* _WORK INSTRUCTIONS_:
Reproduce each line exactly, including spacing and punctuation.

# Start of MATERIAL SHOWN

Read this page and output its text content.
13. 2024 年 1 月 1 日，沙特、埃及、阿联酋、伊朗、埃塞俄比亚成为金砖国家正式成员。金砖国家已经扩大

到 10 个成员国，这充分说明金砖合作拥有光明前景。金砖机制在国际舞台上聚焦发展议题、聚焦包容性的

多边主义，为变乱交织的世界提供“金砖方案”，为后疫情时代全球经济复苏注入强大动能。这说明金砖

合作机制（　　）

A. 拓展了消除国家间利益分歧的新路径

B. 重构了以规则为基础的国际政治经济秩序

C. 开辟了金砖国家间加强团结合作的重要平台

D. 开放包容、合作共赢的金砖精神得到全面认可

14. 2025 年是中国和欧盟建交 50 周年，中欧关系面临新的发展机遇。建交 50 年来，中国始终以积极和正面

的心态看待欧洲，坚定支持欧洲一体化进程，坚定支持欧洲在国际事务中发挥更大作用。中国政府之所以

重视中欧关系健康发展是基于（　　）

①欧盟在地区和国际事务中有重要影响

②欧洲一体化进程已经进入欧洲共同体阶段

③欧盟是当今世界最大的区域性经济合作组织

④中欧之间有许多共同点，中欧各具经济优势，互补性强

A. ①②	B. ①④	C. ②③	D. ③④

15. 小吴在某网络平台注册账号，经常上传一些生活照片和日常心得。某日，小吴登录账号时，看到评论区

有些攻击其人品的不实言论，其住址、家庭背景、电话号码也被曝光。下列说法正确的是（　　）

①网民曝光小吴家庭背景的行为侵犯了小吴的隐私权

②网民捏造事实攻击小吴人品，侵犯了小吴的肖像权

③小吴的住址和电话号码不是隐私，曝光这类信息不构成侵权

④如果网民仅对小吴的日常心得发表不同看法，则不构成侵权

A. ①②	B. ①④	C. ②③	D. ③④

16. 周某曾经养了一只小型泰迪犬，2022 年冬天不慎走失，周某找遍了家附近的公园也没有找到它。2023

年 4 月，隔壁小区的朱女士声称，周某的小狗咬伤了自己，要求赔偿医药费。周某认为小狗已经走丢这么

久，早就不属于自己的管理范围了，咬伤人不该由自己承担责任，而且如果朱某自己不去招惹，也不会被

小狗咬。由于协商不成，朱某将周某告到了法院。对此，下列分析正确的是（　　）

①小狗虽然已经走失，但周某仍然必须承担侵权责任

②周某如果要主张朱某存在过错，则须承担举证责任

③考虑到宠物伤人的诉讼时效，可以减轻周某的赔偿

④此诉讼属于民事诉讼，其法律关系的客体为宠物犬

# End of MATERIAL SHOWN

* _OUTPUT_:
Read this page and output its text content.
13. 2024 年 1 月 1 日，沙特、埃及、阿联酋、伊朗、埃塞俄比亚成为金砖国家正式成员。金砖国家已经扩大

到 10 个成员国，这充分说明金砖合作拥有光明前景。金砖机制在国际舞台上聚焦发展议题、聚焦包容性的

多边主义，为变乱交织的世界提供“金砖方案”，为后疫情时代全球经济复苏注入强大动能。这说明金砖

合作机制（　　）

A. 拓展了消除国家间利益分歧的新路径

B. 重构了以规则为基础的国际政治经济秩序

C. 开辟了金砖国家间加强团结合作的重要平台

D. 开放包容、合作共赢的金砖精神得到全面认可

14. 2025 年是中国和欧盟建交 50 周年，中欧关系面临新的发展机遇。建交 50 年来，中国始终以积极和正面

的心态看待欧洲，坚定支持欧洲一体化进程，坚定支持欧洲在国际事务中发挥更大作用。中国政府之所以

重视中欧关系健康发展是基于（　　）

①欧盟在地区和国际事务中有重要影响

②欧洲一体化进程已经进入欧洲共同体阶段

③欧盟是当今世界最大的区域性经济合作组织

④中欧之间有许多共同点，中欧各具经济优势，互补性强

A. ①②	B. ①④	C. ②③	D. ③④

15. 小吴在某网络平台注册账号，经常上传一些生活照片和日常心得。某日，小吴登录账号时，看到评论区

有些攻击其人品的不实言论，其住址、家庭背景、电话号码也被曝光。下列说法正确的是（　　）

①网民曝光小吴家庭背景的行为侵犯了小吴的隐私权

②网民捏造事实攻击小吴人品，侵犯了小吴的肖像权

③小吴的住址和电话号码不是隐私，曝光这类信息不构成侵权

④如果网民仅对小吴的日常心得发表不同看法，则不构成侵权

A. ①②	B. ①④	C. ②③	D. ③④

16. 周某曾经养了一只小型泰迪犬，2022 年冬天不慎走失，周某找遍了家附近的公园也没有找到它。2023

年 4 月，隔壁小区的朱女士声称，周某的小狗咬伤了自己，要求赔偿医药费。周某认为小狗已经走丢这么

久，早就不属于自己的管理范围了，咬伤人不该由自己承担责任，而且如果朱某自己不去招惹，也不会被

小狗咬。由于协商不成，朱某将周某告到了法院。对此，下列分析正确的是（　　）

①小狗虽然已经走失，但周某仍然必须承担侵权责任

②周某如果要主张朱某存在过错，则须承担举证责任

③考虑到宠物伤人的诉讼时效，可以减轻周某的赔偿

④此诉讼属于民事诉讼，其法律关系的客体为宠物犬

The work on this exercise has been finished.